§ **What is needed**: Restate each line word for word. Leave out every picture.
──────── Input material ────────
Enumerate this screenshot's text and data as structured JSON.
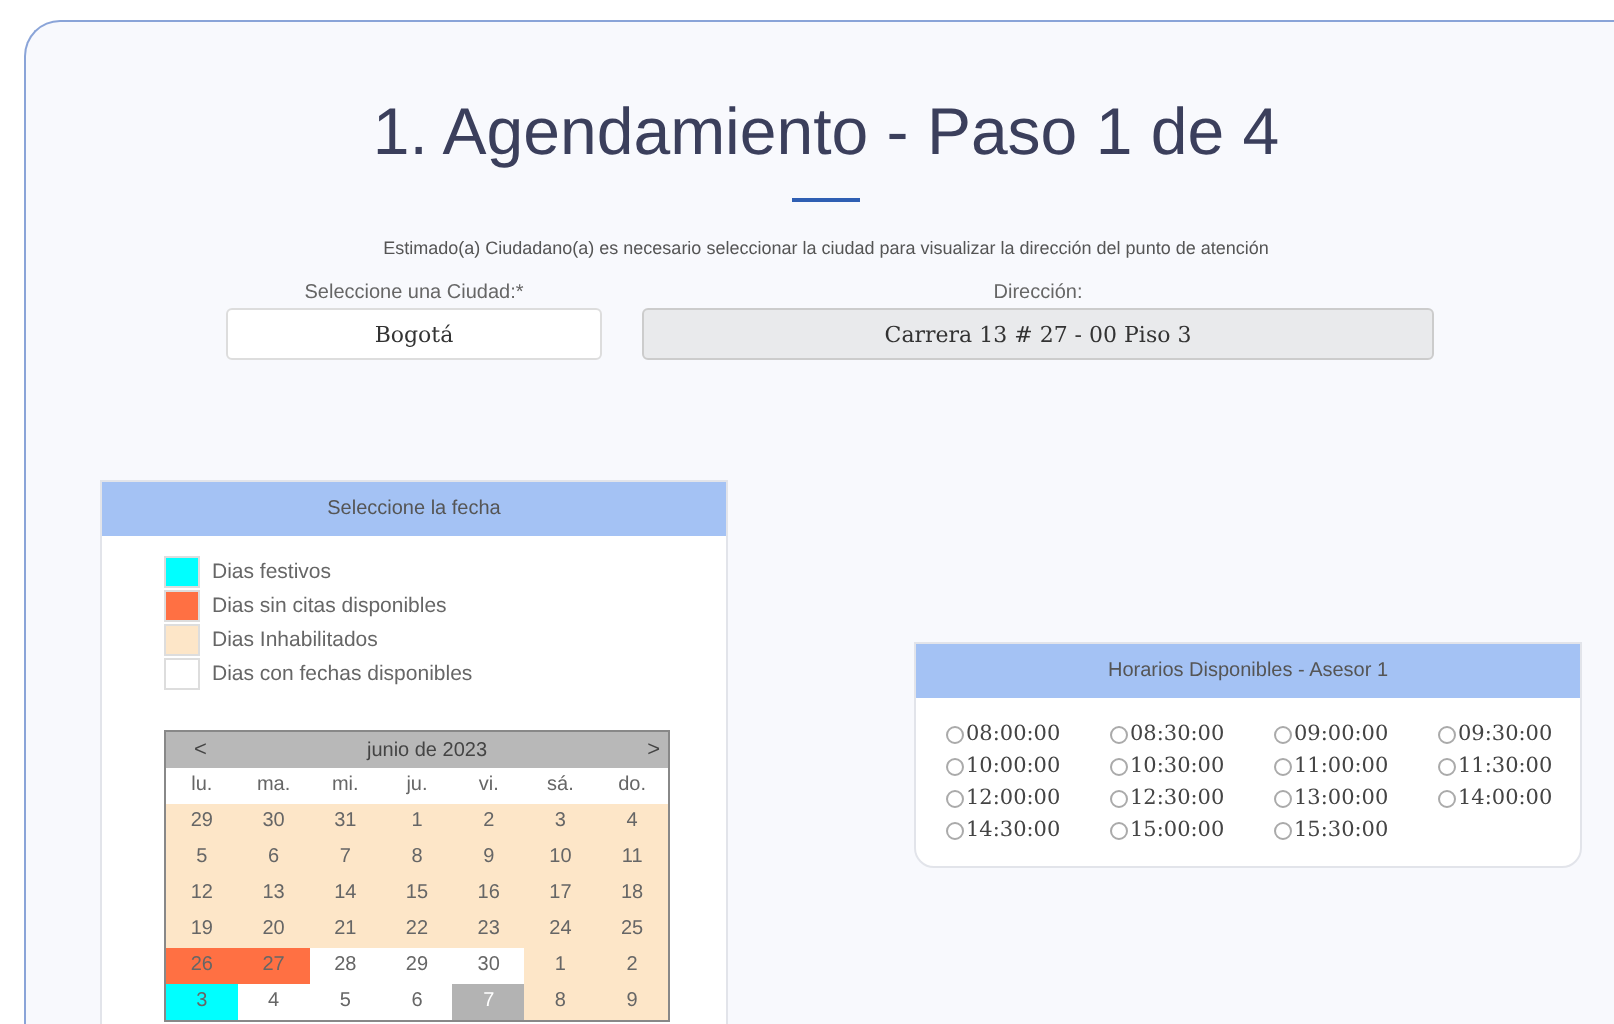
{
  "title": "1. Agendamiento - Paso 1 de 4",
  "intro": "Estimado(a) Ciudadano(a) es necesario seleccionar la ciudad para visualizar la dirección del punto de atención",
  "city_field": {
    "label": "Seleccione una Ciudad:*",
    "value": "Bogotá",
    "disabled": false
  },
  "address_field": {
    "label": "Dirección:",
    "value": "Carrera 13 # 27 - 00 Piso 3",
    "disabled": true
  },
  "date_panel": {
    "header": "Seleccione la fecha",
    "legend": [
      {
        "label": "Dias festivos",
        "color": "#00ffff"
      },
      {
        "label": "Dias sin citas disponibles",
        "color": "#ff7043"
      },
      {
        "label": "Dias Inhabilitados",
        "color": "#fde6c8"
      },
      {
        "label": "Dias con fechas disponibles",
        "color": "#ffffff"
      }
    ],
    "calendar": {
      "prev": "<",
      "month": "junio de 2023",
      "next": ">",
      "weekdays": [
        "lu.",
        "ma.",
        "mi.",
        "ju.",
        "vi.",
        "sá.",
        "do."
      ],
      "weeks": [
        [
          {
            "day": "29",
            "kind": "disabled",
            "selected": false
          },
          {
            "day": "30",
            "kind": "disabled",
            "selected": false
          },
          {
            "day": "31",
            "kind": "disabled",
            "selected": false
          },
          {
            "day": "1",
            "kind": "disabled",
            "selected": false
          },
          {
            "day": "2",
            "kind": "disabled",
            "selected": false
          },
          {
            "day": "3",
            "kind": "disabled",
            "selected": false
          },
          {
            "day": "4",
            "kind": "disabled",
            "selected": false
          }
        ],
        [
          {
            "day": "5",
            "kind": "disabled",
            "selected": false
          },
          {
            "day": "6",
            "kind": "disabled",
            "selected": false
          },
          {
            "day": "7",
            "kind": "disabled",
            "selected": false
          },
          {
            "day": "8",
            "kind": "disabled",
            "selected": false
          },
          {
            "day": "9",
            "kind": "disabled",
            "selected": false
          },
          {
            "day": "10",
            "kind": "disabled",
            "selected": false
          },
          {
            "day": "11",
            "kind": "disabled",
            "selected": false
          }
        ],
        [
          {
            "day": "12",
            "kind": "disabled",
            "selected": false
          },
          {
            "day": "13",
            "kind": "disabled",
            "selected": false
          },
          {
            "day": "14",
            "kind": "disabled",
            "selected": false
          },
          {
            "day": "15",
            "kind": "disabled",
            "selected": false
          },
          {
            "day": "16",
            "kind": "disabled",
            "selected": false
          },
          {
            "day": "17",
            "kind": "disabled",
            "selected": false
          },
          {
            "day": "18",
            "kind": "disabled",
            "selected": false
          }
        ],
        [
          {
            "day": "19",
            "kind": "disabled",
            "selected": false
          },
          {
            "day": "20",
            "kind": "disabled",
            "selected": false
          },
          {
            "day": "21",
            "kind": "disabled",
            "selected": false
          },
          {
            "day": "22",
            "kind": "disabled",
            "selected": false
          },
          {
            "day": "23",
            "kind": "disabled",
            "selected": false
          },
          {
            "day": "24",
            "kind": "disabled",
            "selected": false
          },
          {
            "day": "25",
            "kind": "disabled",
            "selected": false
          }
        ],
        [
          {
            "day": "26",
            "kind": "no_slots",
            "selected": false
          },
          {
            "day": "27",
            "kind": "no_slots",
            "selected": false
          },
          {
            "day": "28",
            "kind": "available",
            "selected": false
          },
          {
            "day": "29",
            "kind": "available",
            "selected": false
          },
          {
            "day": "30",
            "kind": "available",
            "selected": false
          },
          {
            "day": "1",
            "kind": "disabled",
            "selected": false
          },
          {
            "day": "2",
            "kind": "disabled",
            "selected": false
          }
        ],
        [
          {
            "day": "3",
            "kind": "holiday",
            "selected": false
          },
          {
            "day": "4",
            "kind": "available",
            "selected": false
          },
          {
            "day": "5",
            "kind": "available",
            "selected": false
          },
          {
            "day": "6",
            "kind": "available",
            "selected": false
          },
          {
            "day": "7",
            "kind": "available",
            "selected": true
          },
          {
            "day": "8",
            "kind": "disabled",
            "selected": false
          },
          {
            "day": "9",
            "kind": "disabled",
            "selected": false
          }
        ]
      ]
    }
  },
  "hours_panel": {
    "header": "Horarios Disponibles - Asesor 1",
    "slots": [
      {
        "label": "08:00:00",
        "selected": false
      },
      {
        "label": "08:30:00",
        "selected": false
      },
      {
        "label": "09:00:00",
        "selected": false
      },
      {
        "label": "09:30:00",
        "selected": false
      },
      {
        "label": "10:00:00",
        "selected": false
      },
      {
        "label": "10:30:00",
        "selected": false
      },
      {
        "label": "11:00:00",
        "selected": false
      },
      {
        "label": "11:30:00",
        "selected": false
      },
      {
        "label": "12:00:00",
        "selected": false
      },
      {
        "label": "12:30:00",
        "selected": false
      },
      {
        "label": "13:00:00",
        "selected": false
      },
      {
        "label": "14:00:00",
        "selected": false
      },
      {
        "label": "14:30:00",
        "selected": false
      },
      {
        "label": "15:00:00",
        "selected": false
      },
      {
        "label": "15:30:00",
        "selected": false
      }
    ]
  }
}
────────
§ **Task solution**:
Enumerate this screenshot's text and data as structured JSON.
{
  "title": "1. Agendamiento - Paso 1 de 4",
  "intro": "Estimado(a) Ciudadano(a) es necesario seleccionar la ciudad para visualizar la dirección del punto de atención",
  "city_field": {
    "label": "Seleccione una Ciudad:*",
    "value": "Bogotá",
    "disabled": false
  },
  "address_field": {
    "label": "Dirección:",
    "value": "Carrera 13 # 27 - 00 Piso 3",
    "disabled": true
  },
  "date_panel": {
    "header": "Seleccione la fecha",
    "legend": [
      {
        "label": "Dias festivos",
        "color": "#00ffff"
      },
      {
        "label": "Dias sin citas disponibles",
        "color": "#ff7043"
      },
      {
        "label": "Dias Inhabilitados",
        "color": "#fde6c8"
      },
      {
        "label": "Dias con fechas disponibles",
        "color": "#ffffff"
      }
    ],
    "calendar": {
      "prev": "<",
      "month": "junio de 2023",
      "next": ">",
      "weekdays": [
        "lu.",
        "ma.",
        "mi.",
        "ju.",
        "vi.",
        "sá.",
        "do."
      ],
      "weeks": [
        [
          {
            "day": "29",
            "kind": "disabled",
            "selected": false
          },
          {
            "day": "30",
            "kind": "disabled",
            "selected": false
          },
          {
            "day": "31",
            "kind": "disabled",
            "selected": false
          },
          {
            "day": "1",
            "kind": "disabled",
            "selected": false
          },
          {
            "day": "2",
            "kind": "disabled",
            "selected": false
          },
          {
            "day": "3",
            "kind": "disabled",
            "selected": false
          },
          {
            "day": "4",
            "kind": "disabled",
            "selected": false
          }
        ],
        [
          {
            "day": "5",
            "kind": "disabled",
            "selected": false
          },
          {
            "day": "6",
            "kind": "disabled",
            "selected": false
          },
          {
            "day": "7",
            "kind": "disabled",
            "selected": false
          },
          {
            "day": "8",
            "kind": "disabled",
            "selected": false
          },
          {
            "day": "9",
            "kind": "disabled",
            "selected": false
          },
          {
            "day": "10",
            "kind": "disabled",
            "selected": false
          },
          {
            "day": "11",
            "kind": "disabled",
            "selected": false
          }
        ],
        [
          {
            "day": "12",
            "kind": "disabled",
            "selected": false
          },
          {
            "day": "13",
            "kind": "disabled",
            "selected": false
          },
          {
            "day": "14",
            "kind": "disabled",
            "selected": false
          },
          {
            "day": "15",
            "kind": "disabled",
            "selected": false
          },
          {
            "day": "16",
            "kind": "disabled",
            "selected": false
          },
          {
            "day": "17",
            "kind": "disabled",
            "selected": false
          },
          {
            "day": "18",
            "kind": "disabled",
            "selected": false
          }
        ],
        [
          {
            "day": "19",
            "kind": "disabled",
            "selected": false
          },
          {
            "day": "20",
            "kind": "disabled",
            "selected": false
          },
          {
            "day": "21",
            "kind": "disabled",
            "selected": false
          },
          {
            "day": "22",
            "kind": "disabled",
            "selected": false
          },
          {
            "day": "23",
            "kind": "disabled",
            "selected": false
          },
          {
            "day": "24",
            "kind": "disabled",
            "selected": false
          },
          {
            "day": "25",
            "kind": "disabled",
            "selected": false
          }
        ],
        [
          {
            "day": "26",
            "kind": "no_slots",
            "selected": false
          },
          {
            "day": "27",
            "kind": "no_slots",
            "selected": false
          },
          {
            "day": "28",
            "kind": "available",
            "selected": false
          },
          {
            "day": "29",
            "kind": "available",
            "selected": false
          },
          {
            "day": "30",
            "kind": "available",
            "selected": false
          },
          {
            "day": "1",
            "kind": "disabled",
            "selected": false
          },
          {
            "day": "2",
            "kind": "disabled",
            "selected": false
          }
        ],
        [
          {
            "day": "3",
            "kind": "holiday",
            "selected": false
          },
          {
            "day": "4",
            "kind": "available",
            "selected": false
          },
          {
            "day": "5",
            "kind": "available",
            "selected": false
          },
          {
            "day": "6",
            "kind": "available",
            "selected": false
          },
          {
            "day": "7",
            "kind": "available",
            "selected": true
          },
          {
            "day": "8",
            "kind": "disabled",
            "selected": false
          },
          {
            "day": "9",
            "kind": "disabled",
            "selected": false
          }
        ]
      ]
    }
  },
  "hours_panel": {
    "header": "Horarios Disponibles - Asesor 1",
    "slots": [
      {
        "label": "08:00:00",
        "selected": false
      },
      {
        "label": "08:30:00",
        "selected": false
      },
      {
        "label": "09:00:00",
        "selected": false
      },
      {
        "label": "09:30:00",
        "selected": false
      },
      {
        "label": "10:00:00",
        "selected": false
      },
      {
        "label": "10:30:00",
        "selected": false
      },
      {
        "label": "11:00:00",
        "selected": false
      },
      {
        "label": "11:30:00",
        "selected": false
      },
      {
        "label": "12:00:00",
        "selected": false
      },
      {
        "label": "12:30:00",
        "selected": false
      },
      {
        "label": "13:00:00",
        "selected": false
      },
      {
        "label": "14:00:00",
        "selected": false
      },
      {
        "label": "14:30:00",
        "selected": false
      },
      {
        "label": "15:00:00",
        "selected": false
      },
      {
        "label": "15:30:00",
        "selected": false
      }
    ]
  }
}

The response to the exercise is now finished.